— Start of DATA FOR THE TASK —

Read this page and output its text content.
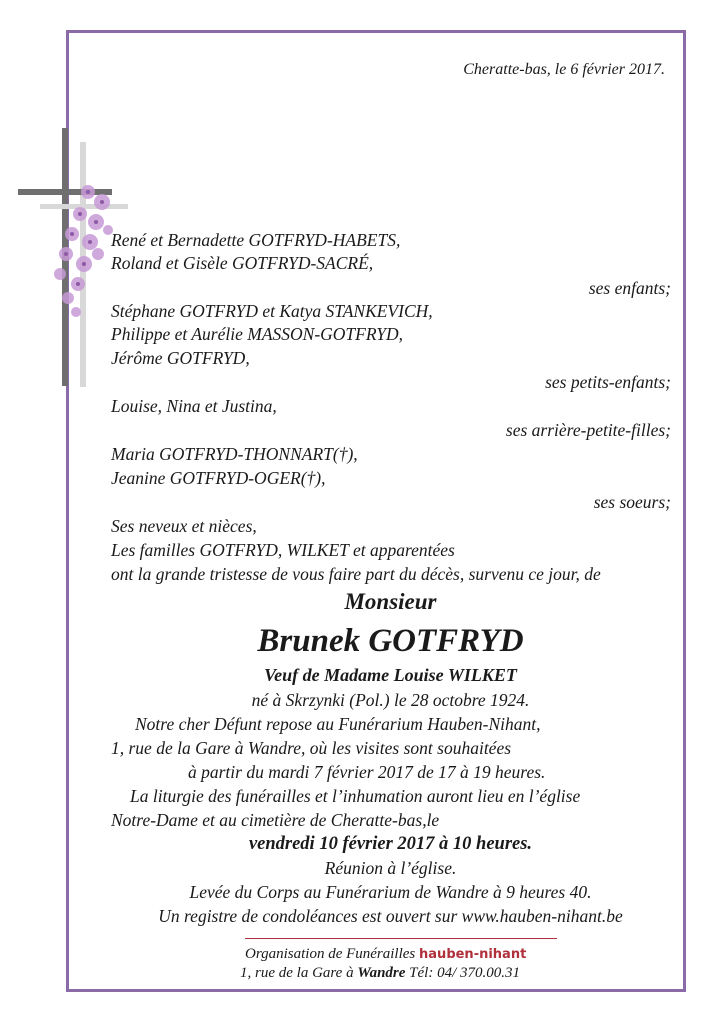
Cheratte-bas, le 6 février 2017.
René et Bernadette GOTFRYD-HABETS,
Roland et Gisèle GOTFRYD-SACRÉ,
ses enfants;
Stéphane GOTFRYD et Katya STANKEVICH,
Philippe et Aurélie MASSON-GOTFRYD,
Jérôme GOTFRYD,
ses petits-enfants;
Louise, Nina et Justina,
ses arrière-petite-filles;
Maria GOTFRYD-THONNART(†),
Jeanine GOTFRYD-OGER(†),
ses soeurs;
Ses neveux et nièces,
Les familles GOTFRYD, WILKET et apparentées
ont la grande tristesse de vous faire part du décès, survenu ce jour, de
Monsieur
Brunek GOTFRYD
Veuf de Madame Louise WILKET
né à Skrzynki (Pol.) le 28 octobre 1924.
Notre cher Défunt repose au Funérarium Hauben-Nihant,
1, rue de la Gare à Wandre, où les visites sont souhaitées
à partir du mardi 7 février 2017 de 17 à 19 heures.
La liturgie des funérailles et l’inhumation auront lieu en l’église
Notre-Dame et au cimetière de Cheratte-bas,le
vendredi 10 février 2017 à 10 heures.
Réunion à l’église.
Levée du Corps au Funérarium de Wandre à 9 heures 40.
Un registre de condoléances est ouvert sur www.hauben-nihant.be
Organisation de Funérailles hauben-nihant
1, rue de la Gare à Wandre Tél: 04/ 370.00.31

— End of DATA FOR THE TASK —
— Start of DATA FOR THE TASK —

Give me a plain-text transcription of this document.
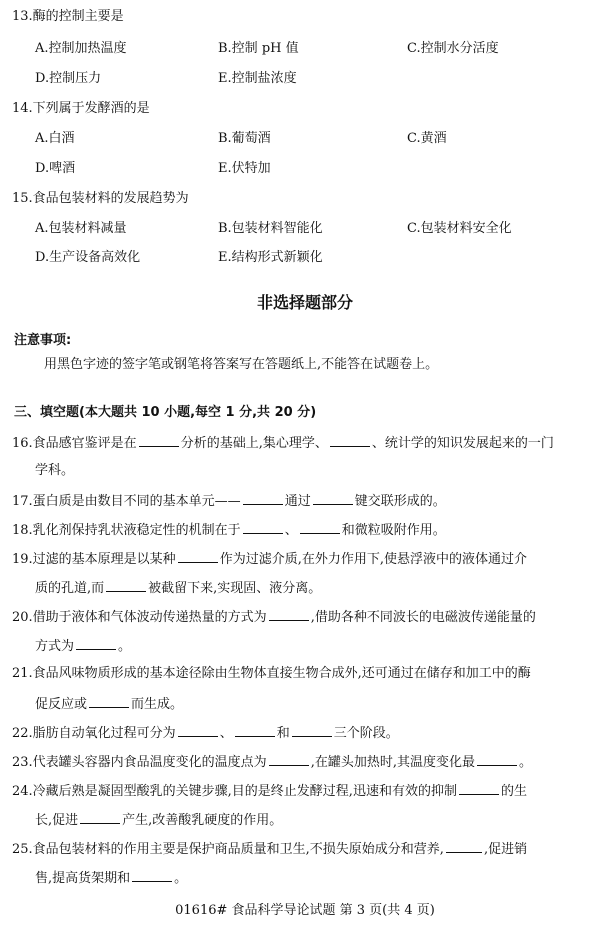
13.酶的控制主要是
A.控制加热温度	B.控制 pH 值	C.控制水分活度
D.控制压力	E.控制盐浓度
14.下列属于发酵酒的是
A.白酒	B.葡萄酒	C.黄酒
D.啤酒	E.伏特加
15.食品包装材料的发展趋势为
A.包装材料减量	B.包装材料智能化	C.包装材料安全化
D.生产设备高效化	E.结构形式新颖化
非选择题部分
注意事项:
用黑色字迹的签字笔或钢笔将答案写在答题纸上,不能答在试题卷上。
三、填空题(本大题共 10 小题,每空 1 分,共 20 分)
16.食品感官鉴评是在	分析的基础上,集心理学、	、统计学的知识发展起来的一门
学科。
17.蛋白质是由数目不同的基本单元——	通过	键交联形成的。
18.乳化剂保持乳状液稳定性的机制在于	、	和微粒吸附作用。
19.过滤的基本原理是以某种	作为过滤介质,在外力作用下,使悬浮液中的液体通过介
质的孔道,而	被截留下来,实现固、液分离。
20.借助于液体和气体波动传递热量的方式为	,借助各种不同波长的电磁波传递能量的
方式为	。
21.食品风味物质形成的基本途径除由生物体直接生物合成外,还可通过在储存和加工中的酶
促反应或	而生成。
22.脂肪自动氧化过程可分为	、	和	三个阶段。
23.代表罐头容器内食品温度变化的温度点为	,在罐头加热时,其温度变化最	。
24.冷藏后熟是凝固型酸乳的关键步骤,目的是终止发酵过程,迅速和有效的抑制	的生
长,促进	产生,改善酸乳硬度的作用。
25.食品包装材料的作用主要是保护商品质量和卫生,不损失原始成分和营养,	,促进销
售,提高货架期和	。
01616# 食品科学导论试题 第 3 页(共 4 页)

— End of DATA FOR THE TASK —
— Start of DATA FOR THE TASK —

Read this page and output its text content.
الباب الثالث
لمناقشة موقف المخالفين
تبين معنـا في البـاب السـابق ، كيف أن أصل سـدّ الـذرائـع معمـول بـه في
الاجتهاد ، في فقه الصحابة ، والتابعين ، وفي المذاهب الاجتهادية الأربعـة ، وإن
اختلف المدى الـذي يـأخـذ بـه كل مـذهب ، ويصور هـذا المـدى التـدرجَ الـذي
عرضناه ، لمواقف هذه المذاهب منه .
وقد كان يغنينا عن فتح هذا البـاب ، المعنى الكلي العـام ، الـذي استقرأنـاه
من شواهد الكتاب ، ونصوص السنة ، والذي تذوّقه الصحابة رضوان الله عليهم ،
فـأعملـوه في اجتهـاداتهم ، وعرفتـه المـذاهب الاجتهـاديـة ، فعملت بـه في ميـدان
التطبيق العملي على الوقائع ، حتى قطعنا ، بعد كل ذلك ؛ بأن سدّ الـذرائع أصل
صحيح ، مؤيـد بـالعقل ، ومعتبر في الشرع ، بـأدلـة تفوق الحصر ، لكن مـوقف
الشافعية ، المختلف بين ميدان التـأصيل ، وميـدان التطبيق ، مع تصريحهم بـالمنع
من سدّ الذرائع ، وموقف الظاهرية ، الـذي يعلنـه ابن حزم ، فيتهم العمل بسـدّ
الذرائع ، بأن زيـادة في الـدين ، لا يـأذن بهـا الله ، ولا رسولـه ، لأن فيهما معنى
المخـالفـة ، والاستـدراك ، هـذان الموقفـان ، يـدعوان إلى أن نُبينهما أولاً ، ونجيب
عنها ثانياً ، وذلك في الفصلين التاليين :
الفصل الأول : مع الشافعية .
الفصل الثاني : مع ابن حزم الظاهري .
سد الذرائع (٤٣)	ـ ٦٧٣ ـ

— End of DATA FOR THE TASK —

**OBJECTIVE**
Go through the material above and count the lines that contain "الـذي"; answer with the number alone.

**PROBLEM SOLUTION**
3